Data entries:
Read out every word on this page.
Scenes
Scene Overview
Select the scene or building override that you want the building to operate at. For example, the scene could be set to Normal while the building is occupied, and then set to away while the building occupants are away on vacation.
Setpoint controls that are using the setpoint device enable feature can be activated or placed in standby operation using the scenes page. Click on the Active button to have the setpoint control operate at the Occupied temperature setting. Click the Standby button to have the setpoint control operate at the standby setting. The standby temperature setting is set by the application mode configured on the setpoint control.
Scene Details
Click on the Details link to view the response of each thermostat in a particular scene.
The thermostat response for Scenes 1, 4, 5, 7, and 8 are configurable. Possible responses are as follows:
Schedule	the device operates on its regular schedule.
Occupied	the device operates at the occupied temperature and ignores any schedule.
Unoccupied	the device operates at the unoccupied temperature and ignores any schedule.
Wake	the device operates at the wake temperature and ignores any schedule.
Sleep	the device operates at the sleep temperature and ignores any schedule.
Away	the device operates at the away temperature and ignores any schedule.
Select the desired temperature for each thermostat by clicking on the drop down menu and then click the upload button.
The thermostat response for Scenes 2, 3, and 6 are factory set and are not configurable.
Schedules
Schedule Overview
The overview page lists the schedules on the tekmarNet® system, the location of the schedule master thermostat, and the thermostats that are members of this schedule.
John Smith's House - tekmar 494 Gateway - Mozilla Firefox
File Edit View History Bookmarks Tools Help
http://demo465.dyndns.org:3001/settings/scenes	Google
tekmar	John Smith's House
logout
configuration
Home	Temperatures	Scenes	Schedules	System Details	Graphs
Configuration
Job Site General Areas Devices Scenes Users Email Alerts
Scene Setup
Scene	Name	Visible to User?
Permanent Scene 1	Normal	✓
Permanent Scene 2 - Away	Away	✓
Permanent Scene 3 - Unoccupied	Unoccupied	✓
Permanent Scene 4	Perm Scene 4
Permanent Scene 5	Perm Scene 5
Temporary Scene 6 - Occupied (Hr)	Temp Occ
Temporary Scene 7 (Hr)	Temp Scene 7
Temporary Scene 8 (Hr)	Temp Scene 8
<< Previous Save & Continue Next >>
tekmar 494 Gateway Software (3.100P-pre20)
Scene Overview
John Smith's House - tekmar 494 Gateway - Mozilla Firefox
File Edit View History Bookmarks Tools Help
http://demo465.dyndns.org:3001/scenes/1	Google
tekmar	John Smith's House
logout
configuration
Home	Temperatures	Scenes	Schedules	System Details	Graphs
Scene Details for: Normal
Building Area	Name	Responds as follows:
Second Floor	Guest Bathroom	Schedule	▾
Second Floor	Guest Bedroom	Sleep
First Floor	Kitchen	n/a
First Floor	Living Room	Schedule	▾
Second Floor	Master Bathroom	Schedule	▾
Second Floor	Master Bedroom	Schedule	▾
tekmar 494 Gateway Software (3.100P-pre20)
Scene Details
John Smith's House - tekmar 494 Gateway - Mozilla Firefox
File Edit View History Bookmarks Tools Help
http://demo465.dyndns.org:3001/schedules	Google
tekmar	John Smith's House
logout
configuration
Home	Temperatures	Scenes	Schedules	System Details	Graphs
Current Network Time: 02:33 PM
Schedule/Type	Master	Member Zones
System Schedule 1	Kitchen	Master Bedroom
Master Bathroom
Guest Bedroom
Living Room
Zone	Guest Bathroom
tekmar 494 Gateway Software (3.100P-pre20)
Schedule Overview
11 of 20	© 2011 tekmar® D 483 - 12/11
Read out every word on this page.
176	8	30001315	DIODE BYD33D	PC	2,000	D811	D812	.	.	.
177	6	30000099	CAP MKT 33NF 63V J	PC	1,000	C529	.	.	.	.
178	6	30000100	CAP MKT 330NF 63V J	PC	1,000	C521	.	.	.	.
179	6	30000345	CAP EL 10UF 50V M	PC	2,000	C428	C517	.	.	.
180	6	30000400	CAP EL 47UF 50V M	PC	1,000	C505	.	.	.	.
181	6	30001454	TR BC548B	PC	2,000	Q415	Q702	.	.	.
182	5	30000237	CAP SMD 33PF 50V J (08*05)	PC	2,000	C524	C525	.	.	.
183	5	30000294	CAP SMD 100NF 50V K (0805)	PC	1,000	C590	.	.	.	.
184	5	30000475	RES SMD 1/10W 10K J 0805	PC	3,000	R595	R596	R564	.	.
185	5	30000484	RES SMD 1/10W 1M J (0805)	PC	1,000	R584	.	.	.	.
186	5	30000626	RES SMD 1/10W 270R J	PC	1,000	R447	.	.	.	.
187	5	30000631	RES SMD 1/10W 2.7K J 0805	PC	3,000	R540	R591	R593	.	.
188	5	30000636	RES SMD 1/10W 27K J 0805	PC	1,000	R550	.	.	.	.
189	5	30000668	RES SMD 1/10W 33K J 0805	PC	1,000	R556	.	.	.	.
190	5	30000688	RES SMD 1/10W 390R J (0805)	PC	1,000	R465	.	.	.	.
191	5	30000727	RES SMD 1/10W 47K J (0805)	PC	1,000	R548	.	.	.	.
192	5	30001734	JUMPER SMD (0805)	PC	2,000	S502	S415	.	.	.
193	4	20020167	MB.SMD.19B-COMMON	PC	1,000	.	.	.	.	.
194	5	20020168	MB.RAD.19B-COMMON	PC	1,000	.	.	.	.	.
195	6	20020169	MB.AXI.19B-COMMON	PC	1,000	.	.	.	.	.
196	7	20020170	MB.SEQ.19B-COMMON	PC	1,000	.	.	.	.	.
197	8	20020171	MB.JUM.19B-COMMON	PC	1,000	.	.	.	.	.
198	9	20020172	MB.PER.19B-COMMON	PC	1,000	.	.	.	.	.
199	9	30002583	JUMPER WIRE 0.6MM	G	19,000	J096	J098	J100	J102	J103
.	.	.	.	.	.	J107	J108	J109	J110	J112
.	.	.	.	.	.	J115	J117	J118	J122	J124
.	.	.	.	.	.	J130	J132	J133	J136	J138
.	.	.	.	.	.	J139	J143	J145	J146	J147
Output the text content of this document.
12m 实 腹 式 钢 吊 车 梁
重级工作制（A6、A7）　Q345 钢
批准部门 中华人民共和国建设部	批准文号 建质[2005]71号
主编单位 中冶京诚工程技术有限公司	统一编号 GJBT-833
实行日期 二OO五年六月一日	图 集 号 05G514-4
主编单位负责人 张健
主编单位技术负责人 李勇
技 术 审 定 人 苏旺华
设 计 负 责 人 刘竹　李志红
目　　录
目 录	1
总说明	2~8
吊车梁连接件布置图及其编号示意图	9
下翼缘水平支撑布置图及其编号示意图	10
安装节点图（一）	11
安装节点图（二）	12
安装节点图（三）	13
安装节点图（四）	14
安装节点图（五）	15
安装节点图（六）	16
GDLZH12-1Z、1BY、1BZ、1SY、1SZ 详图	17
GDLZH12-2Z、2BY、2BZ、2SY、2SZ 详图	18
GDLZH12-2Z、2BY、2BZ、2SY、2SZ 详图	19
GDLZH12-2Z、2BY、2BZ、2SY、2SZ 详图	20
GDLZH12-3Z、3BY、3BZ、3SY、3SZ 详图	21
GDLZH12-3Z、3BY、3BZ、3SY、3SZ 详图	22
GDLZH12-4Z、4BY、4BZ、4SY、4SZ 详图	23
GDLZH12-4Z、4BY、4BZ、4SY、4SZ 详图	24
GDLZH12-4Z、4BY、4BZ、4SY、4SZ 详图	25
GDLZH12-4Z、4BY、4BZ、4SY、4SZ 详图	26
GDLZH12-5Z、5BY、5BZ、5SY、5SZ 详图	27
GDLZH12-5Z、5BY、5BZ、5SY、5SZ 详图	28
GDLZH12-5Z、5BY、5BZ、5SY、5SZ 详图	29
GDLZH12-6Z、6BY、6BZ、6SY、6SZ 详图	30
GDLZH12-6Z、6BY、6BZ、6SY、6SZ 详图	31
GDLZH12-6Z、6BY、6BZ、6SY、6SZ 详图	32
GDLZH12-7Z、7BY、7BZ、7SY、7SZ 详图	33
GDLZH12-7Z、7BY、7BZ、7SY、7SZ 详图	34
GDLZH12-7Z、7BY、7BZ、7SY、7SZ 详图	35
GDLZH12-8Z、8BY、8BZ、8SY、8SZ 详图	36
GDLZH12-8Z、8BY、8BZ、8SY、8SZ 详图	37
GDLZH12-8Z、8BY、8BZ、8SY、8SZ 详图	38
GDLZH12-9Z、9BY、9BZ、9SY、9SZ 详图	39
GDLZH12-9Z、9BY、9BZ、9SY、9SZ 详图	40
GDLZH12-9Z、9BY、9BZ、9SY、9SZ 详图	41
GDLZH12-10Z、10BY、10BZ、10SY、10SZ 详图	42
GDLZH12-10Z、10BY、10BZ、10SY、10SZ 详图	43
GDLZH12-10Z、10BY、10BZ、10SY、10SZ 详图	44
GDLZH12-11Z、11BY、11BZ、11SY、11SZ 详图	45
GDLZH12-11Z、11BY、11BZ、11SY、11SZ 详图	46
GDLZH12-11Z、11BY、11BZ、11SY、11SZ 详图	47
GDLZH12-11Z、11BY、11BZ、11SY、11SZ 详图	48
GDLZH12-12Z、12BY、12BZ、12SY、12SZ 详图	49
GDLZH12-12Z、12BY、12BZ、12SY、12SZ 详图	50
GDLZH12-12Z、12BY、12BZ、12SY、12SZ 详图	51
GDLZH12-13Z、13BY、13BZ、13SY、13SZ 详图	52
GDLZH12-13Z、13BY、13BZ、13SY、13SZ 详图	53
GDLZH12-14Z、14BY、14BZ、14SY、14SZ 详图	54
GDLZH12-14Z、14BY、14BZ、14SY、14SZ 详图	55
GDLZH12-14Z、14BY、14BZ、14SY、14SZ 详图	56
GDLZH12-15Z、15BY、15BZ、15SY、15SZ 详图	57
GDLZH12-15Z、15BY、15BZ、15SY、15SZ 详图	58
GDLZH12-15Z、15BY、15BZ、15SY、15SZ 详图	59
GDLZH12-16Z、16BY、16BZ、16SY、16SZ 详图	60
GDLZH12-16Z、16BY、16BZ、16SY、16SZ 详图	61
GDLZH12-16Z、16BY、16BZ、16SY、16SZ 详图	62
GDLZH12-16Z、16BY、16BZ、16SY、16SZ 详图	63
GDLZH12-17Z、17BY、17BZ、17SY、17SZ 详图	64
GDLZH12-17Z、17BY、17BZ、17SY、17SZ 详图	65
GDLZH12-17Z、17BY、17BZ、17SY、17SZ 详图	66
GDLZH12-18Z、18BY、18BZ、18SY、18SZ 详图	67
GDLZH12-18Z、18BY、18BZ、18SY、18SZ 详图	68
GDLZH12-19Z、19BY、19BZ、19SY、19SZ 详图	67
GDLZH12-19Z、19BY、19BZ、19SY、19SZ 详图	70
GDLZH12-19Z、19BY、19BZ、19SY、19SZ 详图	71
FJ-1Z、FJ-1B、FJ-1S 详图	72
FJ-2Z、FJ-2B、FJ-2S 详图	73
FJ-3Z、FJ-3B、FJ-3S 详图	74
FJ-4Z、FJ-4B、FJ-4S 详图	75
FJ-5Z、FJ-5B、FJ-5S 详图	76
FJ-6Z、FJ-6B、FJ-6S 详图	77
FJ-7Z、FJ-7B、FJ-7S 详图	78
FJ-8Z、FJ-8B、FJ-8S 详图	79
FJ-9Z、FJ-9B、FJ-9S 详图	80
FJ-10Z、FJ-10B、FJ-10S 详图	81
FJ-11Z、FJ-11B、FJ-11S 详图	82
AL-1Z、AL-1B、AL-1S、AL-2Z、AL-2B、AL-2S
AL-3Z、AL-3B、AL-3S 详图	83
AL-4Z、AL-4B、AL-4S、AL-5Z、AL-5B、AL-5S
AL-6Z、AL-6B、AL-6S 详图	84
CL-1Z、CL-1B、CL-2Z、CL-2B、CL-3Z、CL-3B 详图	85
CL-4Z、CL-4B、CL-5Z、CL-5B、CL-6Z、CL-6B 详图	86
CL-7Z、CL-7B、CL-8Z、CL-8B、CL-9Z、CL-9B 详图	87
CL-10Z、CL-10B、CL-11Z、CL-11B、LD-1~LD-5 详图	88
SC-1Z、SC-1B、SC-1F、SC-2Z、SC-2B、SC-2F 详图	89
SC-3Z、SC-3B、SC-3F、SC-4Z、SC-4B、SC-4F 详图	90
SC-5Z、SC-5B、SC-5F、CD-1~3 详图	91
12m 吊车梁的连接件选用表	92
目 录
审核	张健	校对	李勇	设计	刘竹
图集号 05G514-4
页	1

▸ **Task**
Take every line above carrying "operates" and return it.

▸ **Finished exercise**
Schedule	the device operates on its regular schedule.
Occupied	the device operates at the occupied temperature and ignores any schedule.
Unoccupied	the device operates at the unoccupied temperature and ignores any schedule.
Wake	the device operates at the wake temperature and ignores any schedule.
Sleep	the device operates at the sleep temperature and ignores any schedule.
Away	the device operates at the away temperature and ignores any schedule.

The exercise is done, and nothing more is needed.